▶ Written task: Retype each line exactly. Skip images.

▶ Task input:
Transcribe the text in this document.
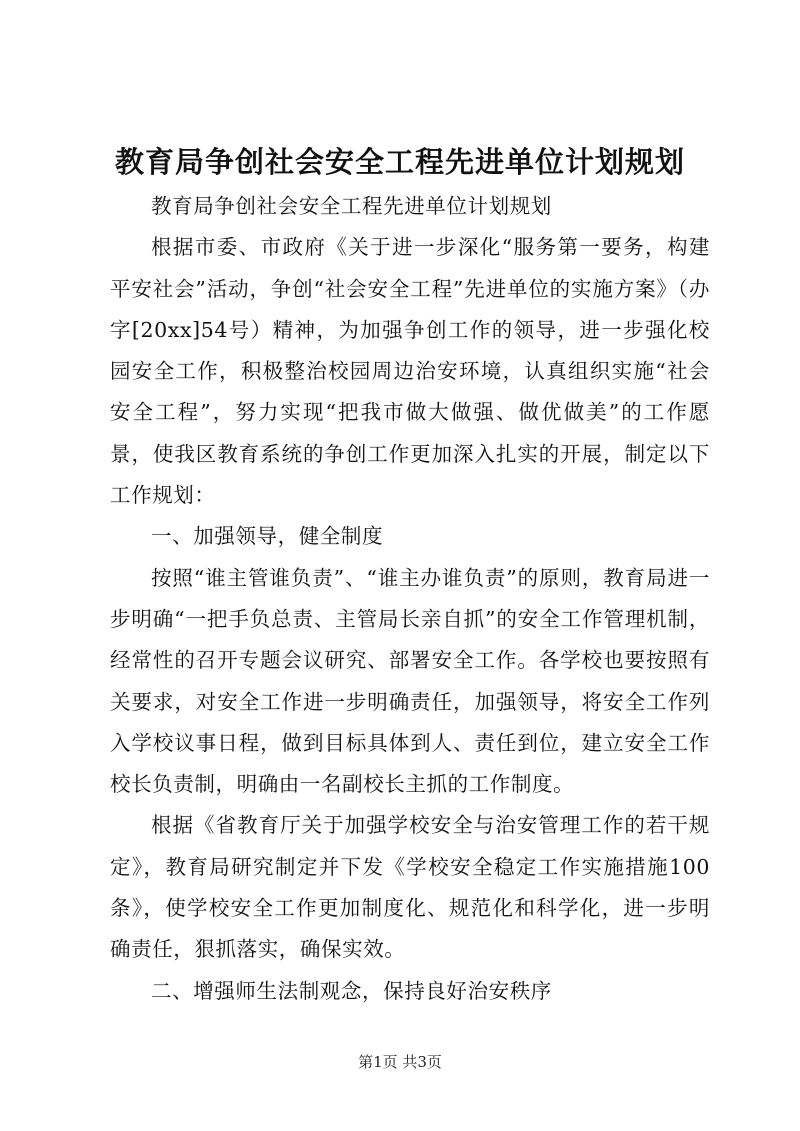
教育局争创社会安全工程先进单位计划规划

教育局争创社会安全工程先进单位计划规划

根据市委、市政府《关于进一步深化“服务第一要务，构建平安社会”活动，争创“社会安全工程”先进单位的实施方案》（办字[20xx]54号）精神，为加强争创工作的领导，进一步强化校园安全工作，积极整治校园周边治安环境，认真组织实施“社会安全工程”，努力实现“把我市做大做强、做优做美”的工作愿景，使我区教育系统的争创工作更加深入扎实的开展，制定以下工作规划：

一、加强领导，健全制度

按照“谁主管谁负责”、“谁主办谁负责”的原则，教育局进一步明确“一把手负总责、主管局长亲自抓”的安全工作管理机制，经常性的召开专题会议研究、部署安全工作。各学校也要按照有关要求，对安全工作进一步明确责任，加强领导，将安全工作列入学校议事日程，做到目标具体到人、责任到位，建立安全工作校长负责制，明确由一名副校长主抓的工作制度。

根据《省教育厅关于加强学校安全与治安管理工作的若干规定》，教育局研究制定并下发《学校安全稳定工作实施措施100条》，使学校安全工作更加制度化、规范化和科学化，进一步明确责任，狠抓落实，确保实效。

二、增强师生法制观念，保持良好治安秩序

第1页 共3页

▶ Answer for this exercise:
Transcribe the text in this document.
教育局争创社会安全工程先进单位计划规划

教育局争创社会安全工程先进单位计划规划

根据市委、市政府《关于进一步深化“服务第一要务，构建平安社会”活动，争创“社会安全工程”先进单位的实施方案》（办字[20xx]54号）精神，为加强争创工作的领导，进一步强化校园安全工作，积极整治校园周边治安环境，认真组织实施“社会安全工程”，努力实现“把我市做大做强、做优做美”的工作愿景，使我区教育系统的争创工作更加深入扎实的开展，制定以下工作规划：

一、加强领导，健全制度

按照“谁主管谁负责”、“谁主办谁负责”的原则，教育局进一步明确“一把手负总责、主管局长亲自抓”的安全工作管理机制，经常性的召开专题会议研究、部署安全工作。各学校也要按照有关要求，对安全工作进一步明确责任，加强领导，将安全工作列入学校议事日程，做到目标具体到人、责任到位，建立安全工作校长负责制，明确由一名副校长主抓的工作制度。

根据《省教育厅关于加强学校安全与治安管理工作的若干规定》，教育局研究制定并下发《学校安全稳定工作实施措施100条》，使学校安全工作更加制度化、规范化和科学化，进一步明确责任，狠抓落实，确保实效。

二、增强师生法制观念，保持良好治安秩序

第1页 共3页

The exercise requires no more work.